** START Record excerpts **
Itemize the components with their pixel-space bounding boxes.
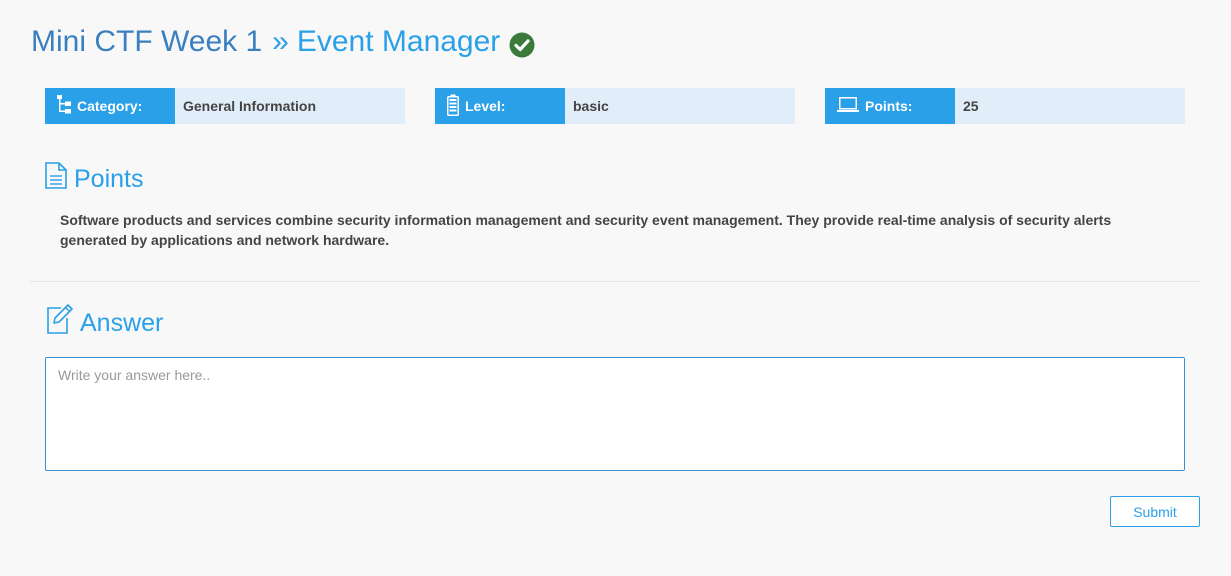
edit-icon (47, 304, 80, 341)
breadcrumb-current: Event Manager (296, 25, 501, 58)
challenge-page: Mini CTF Week 1 » Event Manager Category… (0, 0, 1231, 576)
points-info: Points: 25 (825, 88, 1185, 124)
level-value: basic (565, 88, 795, 124)
laptop-icon (837, 96, 865, 116)
level-label: Level: (465, 98, 506, 114)
document-icon (45, 162, 74, 196)
section-divider (30, 281, 1200, 282)
breadcrumb-parent[interactable]: Mini CTF Week 1 (31, 22, 262, 62)
breadcrumb-separator: » (272, 25, 289, 58)
level-label-box: Level: (435, 88, 565, 124)
level-info: Level: basic (435, 88, 795, 124)
answer-heading-text: Answer (80, 308, 164, 337)
check-circle-icon (509, 29, 535, 58)
points-heading: Points (45, 162, 143, 196)
points-label: Points: (865, 98, 913, 114)
points-label-box: Points: (825, 88, 955, 124)
battery-icon (447, 94, 465, 119)
answer-heading: Answer (47, 304, 163, 341)
category-info: Category: General Information (45, 88, 405, 124)
points-value: 25 (955, 88, 1185, 124)
submit-button[interactable]: Submit (1110, 496, 1200, 527)
challenge-description: Software products and services combine s… (60, 212, 1112, 248)
answer-input[interactable] (45, 357, 1185, 471)
category-label: Category: (77, 98, 143, 114)
sitemap-icon (57, 94, 77, 118)
category-value: General Information (175, 88, 405, 124)
page-title: Mini CTF Week 1 » Event Manager (31, 22, 535, 62)
points-heading-text: Points (74, 165, 144, 193)
category-label-box: Category: (45, 88, 175, 124)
** END Record excerpts **
# The problem
How many lines in the listing above contain "basic"? Case matters; reply with the number only.

# Problem solution
2